--- begin ---
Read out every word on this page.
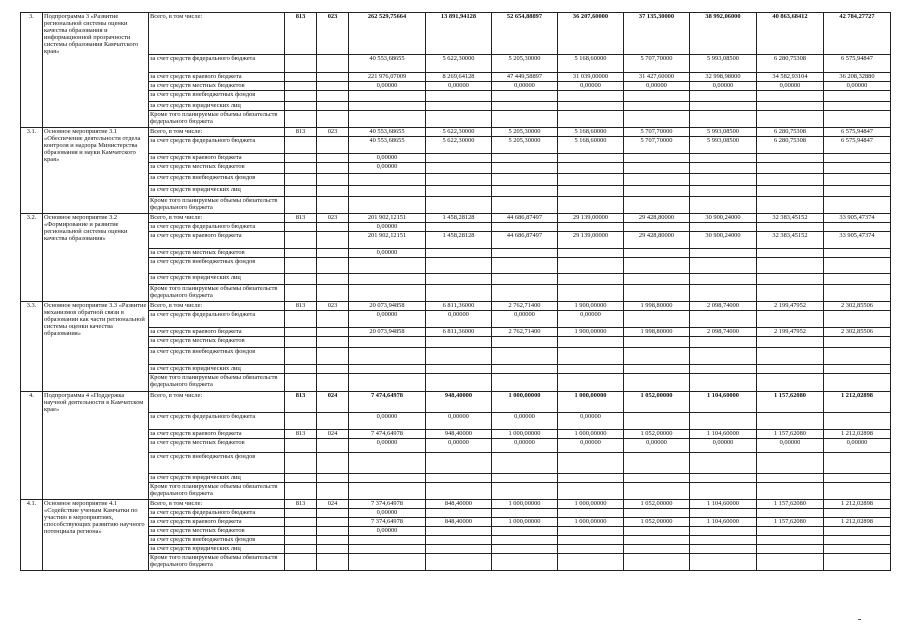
3.	Подпрограмма 3 «Развитие региональной системы оценки качества образования и информационной прозрачности системы образования Камчатского края»	Всего, в том числе:	813	023	262 529,75664	13 891,94128	52 654,88897	36 207,60000	37 135,30000	38 992,06000	40 863,68412	42 784,27727
		за счет средств федерального бюджета			40 553,68655	5 622,30000	5 205,30000	5 168,60000	5 707,70000	5 993,08500	6 280,75308	6 575,94847
		за счет средств краевого бюджета			221 976,07009	8 269,64128	47 449,58897	31 039,00000	31 427,60000	32 998,98000	34 582,93104	36 208,32880
		за счет средств местных бюджетов			0,00000	0,00000	0,00000	0,00000	0,00000	0,00000	0,00000	0,00000
		за счет средств внебюджетных фондов										
		за счет средств юридических лиц										
		Кроме того планируемые объемы обязательств федерального бюджета										
3.1.	Основное мероприятие 3.1 «Обеспечение деятельности отдела контроля и надзора Министерства образования и науки Камчатского края»	Всего, в том числе:	813	023	40 553,68655	5 622,30000	5 205,30000	5 168,60000	5 707,70000	5 993,08500	6 280,75308	6 575,94847
		за счет средств федерального бюджета			40 553,68655	5 622,30000	5 205,30000	5 168,60000	5 707,70000	5 993,08500	6 280,75308	6 575,94847
		за счет средств краевого бюджета			0,00000							
		за счет средств местных бюджетов			0,00000							
		за счет средств внебюджетных фондов										
		за счет средств юридических лиц										
		Кроме того планируемые объемы обязательств федерального бюджета										
3.2.	Основное мероприятие 3.2 «Формирование и развитие региональной системы оценки качества образования»	Всего, в том числе:	813	023	201 902,12151	1 458,28128	44 686,87497	29 139,00000	29 428,80000	30 900,24000	32 383,45152	33 905,47374
		за счет средств федерального бюджета			0,00000							
		за счет средств краевого бюджета			201 902,12151	1 458,28128	44 686,87497	29 139,00000	29 428,80000	30 900,24000	32 383,45152	33 905,47374
		за счет средств местных бюджетов			0,00000							
		за счет средств внебюджетных фондов										
		за счет средств юридических лиц										
		Кроме того планируемые объемы обязательств федерального бюджета										
3.3.	Основное мероприятие 3.3 «Развитие механизмов обратной связи в образовании как части региональной системы оценки качества образования»	Всего, в том числе:	813	023	20 073,94858	6 811,36000	2 762,71400	1 900,00000	1 998,80000	2 098,74000	2 199,47952	2 302,85506
		за счет средств федерального бюджета			0,00000	0,00000	0,00000	0,00000				
		за счет средств краевого бюджета			20 073,94858	6 811,36000	2 762,71400	1 900,00000	1 998,80000	2 098,74000	2 199,47952	2 302,85506
		за счет средств местных бюджетов										
		за счет средств внебюджетных фондов										
		за счет средств юридических лиц										
		Кроме того планируемые объемы обязательств федерального бюджета										
4.	Подпрограмма 4 «Поддержка научной деятельности в Камчатском крае»	Всего, в том числе:	813	024	7 474,64978	948,40000	1 000,00000	1 000,00000	1 052,00000	1 104,60000	1 157,62080	1 212,02898
		за счет средств федерального бюджета			0,00000	0,00000	0,00000	0,00000				
		за счет средств краевого бюджета	813	024	7 474,64978	948,40000	1 000,00000	1 000,00000	1 052,00000	1 104,60000	1 157,62080	1 212,02898
		за счет средств местных бюджетов			0,00000	0,00000	0,00000	0,00000	0,00000	0,00000	0,00000	0,00000
		за счет средств внебюджетных фондов										
		за счет средств юридических лиц										
		Кроме того планируемые объемы обязательств федерального бюджета										
4.1.	Основное мероприятие 4.1 «Содействие ученым Камчатки по участию в мероприятиях, способствующих развитию научного потенциала региона»	Всего, в том числе:	813	024	7 374,64978	848,40000	1 000,00000	1 000,00000	1 052,00000	1 104,60000	1 157,62080	1 212,02898
		за счет средств федерального бюджета			0,00000							
		за счет средств краевого бюджета			7 374,64978	848,40000	1 000,00000	1 000,00000	1 052,00000	1 104,60000	1 157,62080	1 212,02898
		за счет средств местных бюджетов			0,00000							
		за счет средств внебюджетных фондов										
		за счет средств юридических лиц										
		Кроме того планируемые объемы обязательств федерального бюджета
--- end ---
**The task**. Which lines hold the word "числе"? Show each one.

**Task solution**.
3.	Подпрограмма 3 «Развитие региональной системы оценки качества образования и информационной прозрачности системы образования Камчатского края»	Всего, в том числе:	813	023	262 529,75664	13 891,94128	52 654,88897	36 207,60000	37 135,30000	38 992,06000	40 863,68412	42 784,27727
3.1.	Основное мероприятие 3.1 «Обеспечение деятельности отдела контроля и надзора Министерства образования и науки Камчатского края»	Всего, в том числе:	813	023	40 553,68655	5 622,30000	5 205,30000	5 168,60000	5 707,70000	5 993,08500	6 280,75308	6 575,94847
3.2.	Основное мероприятие 3.2 «Формирование и развитие региональной системы оценки качества образования»	Всего, в том числе:	813	023	201 902,12151	1 458,28128	44 686,87497	29 139,00000	29 428,80000	30 900,24000	32 383,45152	33 905,47374
3.3.	Основное мероприятие 3.3 «Развитие механизмов обратной связи в образовании как части региональной системы оценки качества образования»	Всего, в том числе:	813	023	20 073,94858	6 811,36000	2 762,71400	1 900,00000	1 998,80000	2 098,74000	2 199,47952	2 302,85506
4.	Подпрограмма 4 «Поддержка научной деятельности в Камчатском крае»	Всего, в том числе:	813	024	7 474,64978	948,40000	1 000,00000	1 000,00000	1 052,00000	1 104,60000	1 157,62080	1 212,02898
4.1.	Основное мероприятие 4.1 «Содействие ученым Камчатки по участию в мероприятиях, способствующих развитию научного потенциала региона»	Всего, в том числе:	813	024	7 374,64978	848,40000	1 000,00000	1 000,00000	1 052,00000	1 104,60000	1 157,62080	1 212,02898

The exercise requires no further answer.